Work instructions
Each line in the entries below that holds the string "color" is to be listed.

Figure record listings

***

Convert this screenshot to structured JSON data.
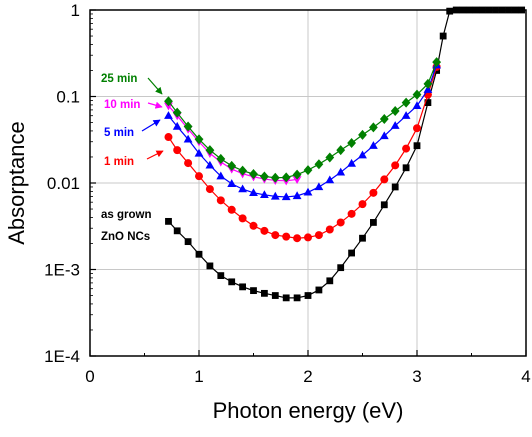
{
  "chart_data": {
    "type": "line",
    "xlabel": "Photon energy (eV)",
    "ylabel": "Absorptance",
    "xlim": [
      0,
      4
    ],
    "ylim": [
      0.0001,
      1
    ],
    "yscale": "log",
    "grid": true,
    "x_ticks": [
      {
        "value": 0,
        "label": "0"
      },
      {
        "value": 1,
        "label": "1"
      },
      {
        "value": 2,
        "label": "2"
      },
      {
        "value": 3,
        "label": "3"
      },
      {
        "value": 4,
        "label": "4"
      }
    ],
    "y_ticks": [
      {
        "value": 0.0001,
        "label": "1E-4"
      },
      {
        "value": 0.001,
        "label": "1E-3"
      },
      {
        "value": 0.01,
        "label": "0.01"
      },
      {
        "value": 0.1,
        "label": "0.1"
      },
      {
        "value": 1,
        "label": "1"
      }
    ],
    "series": [
      {
        "name": "as grown\nZnO NCs",
        "color": "#000000",
        "marker": "square",
        "x": [
          0.72,
          0.8,
          0.9,
          1.0,
          1.1,
          1.2,
          1.3,
          1.4,
          1.5,
          1.6,
          1.7,
          1.8,
          1.9,
          2.0,
          2.1,
          2.2,
          2.3,
          2.4,
          2.5,
          2.6,
          2.7,
          2.8,
          2.9,
          3.0,
          3.1,
          3.18,
          3.24,
          3.3,
          3.36,
          3.42,
          3.48,
          3.54,
          3.6,
          3.66,
          3.72,
          3.78,
          3.84,
          3.9,
          3.96
        ],
        "y": [
          0.0036,
          0.0028,
          0.0021,
          0.0015,
          0.0011,
          0.00085,
          0.00072,
          0.00063,
          0.00057,
          0.00053,
          0.0005,
          0.00047,
          0.00047,
          0.0005,
          0.00058,
          0.00074,
          0.00105,
          0.00155,
          0.0023,
          0.0035,
          0.0056,
          0.009,
          0.015,
          0.027,
          0.085,
          0.2,
          0.5,
          0.97,
          1.0,
          1.0,
          1.0,
          1.0,
          1.0,
          1.0,
          1.0,
          1.0,
          1.0,
          1.0,
          1.0
        ]
      },
      {
        "name": "1 min",
        "color": "#ff0000",
        "marker": "circle",
        "x": [
          0.72,
          0.8,
          0.9,
          1.0,
          1.1,
          1.2,
          1.3,
          1.4,
          1.5,
          1.6,
          1.7,
          1.8,
          1.9,
          2.0,
          2.1,
          2.2,
          2.3,
          2.4,
          2.5,
          2.6,
          2.7,
          2.8,
          2.9,
          3.0,
          3.1,
          3.18
        ],
        "y": [
          0.034,
          0.024,
          0.017,
          0.012,
          0.0085,
          0.0063,
          0.0049,
          0.0039,
          0.0032,
          0.0028,
          0.0025,
          0.0024,
          0.0023,
          0.00235,
          0.0025,
          0.0029,
          0.0035,
          0.0044,
          0.0057,
          0.0077,
          0.011,
          0.016,
          0.025,
          0.043,
          0.105,
          0.22
        ]
      },
      {
        "name": "5 min",
        "color": "#0000ff",
        "marker": "triangle",
        "x": [
          0.72,
          0.8,
          0.9,
          1.0,
          1.1,
          1.2,
          1.3,
          1.4,
          1.5,
          1.6,
          1.7,
          1.8,
          1.9,
          2.0,
          2.1,
          2.2,
          2.3,
          2.4,
          2.5,
          2.6,
          2.7,
          2.8,
          2.9,
          3.0,
          3.1,
          3.18
        ],
        "y": [
          0.06,
          0.045,
          0.032,
          0.022,
          0.016,
          0.012,
          0.0098,
          0.0085,
          0.0077,
          0.0073,
          0.007,
          0.0069,
          0.0071,
          0.0078,
          0.009,
          0.0108,
          0.0133,
          0.0168,
          0.021,
          0.027,
          0.035,
          0.046,
          0.06,
          0.078,
          0.12,
          0.23
        ]
      },
      {
        "name": "10 min",
        "color": "#ff00ff",
        "marker": "triangle-down",
        "x": [
          0.72,
          0.8,
          0.9,
          1.0,
          1.1,
          1.2,
          1.3,
          1.4,
          1.5,
          1.6,
          1.7,
          1.8,
          1.9
        ],
        "y": [
          0.078,
          0.06,
          0.042,
          0.03,
          0.022,
          0.0175,
          0.0145,
          0.0128,
          0.0118,
          0.0111,
          0.0107,
          0.0106,
          0.011
        ]
      },
      {
        "name": "25 min",
        "color": "#008000",
        "marker": "diamond",
        "x": [
          0.72,
          0.8,
          0.9,
          1.0,
          1.1,
          1.2,
          1.3,
          1.4,
          1.5,
          1.6,
          1.7,
          1.8,
          1.9,
          2.0,
          2.1,
          2.2,
          2.3,
          2.4,
          2.5,
          2.6,
          2.7,
          2.8,
          2.9,
          3.0,
          3.1,
          3.18
        ],
        "y": [
          0.088,
          0.065,
          0.045,
          0.032,
          0.024,
          0.019,
          0.0158,
          0.0139,
          0.0127,
          0.0119,
          0.0115,
          0.0116,
          0.0125,
          0.0141,
          0.0165,
          0.0197,
          0.024,
          0.029,
          0.036,
          0.044,
          0.055,
          0.068,
          0.085,
          0.105,
          0.14,
          0.25
        ]
      }
    ]
  }
}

***

Output for this exercise
        "color": "#000000",
        "color": "#ff0000",
        "color": "#0000ff",
        "color": "#ff00ff",
        "color": "#008000",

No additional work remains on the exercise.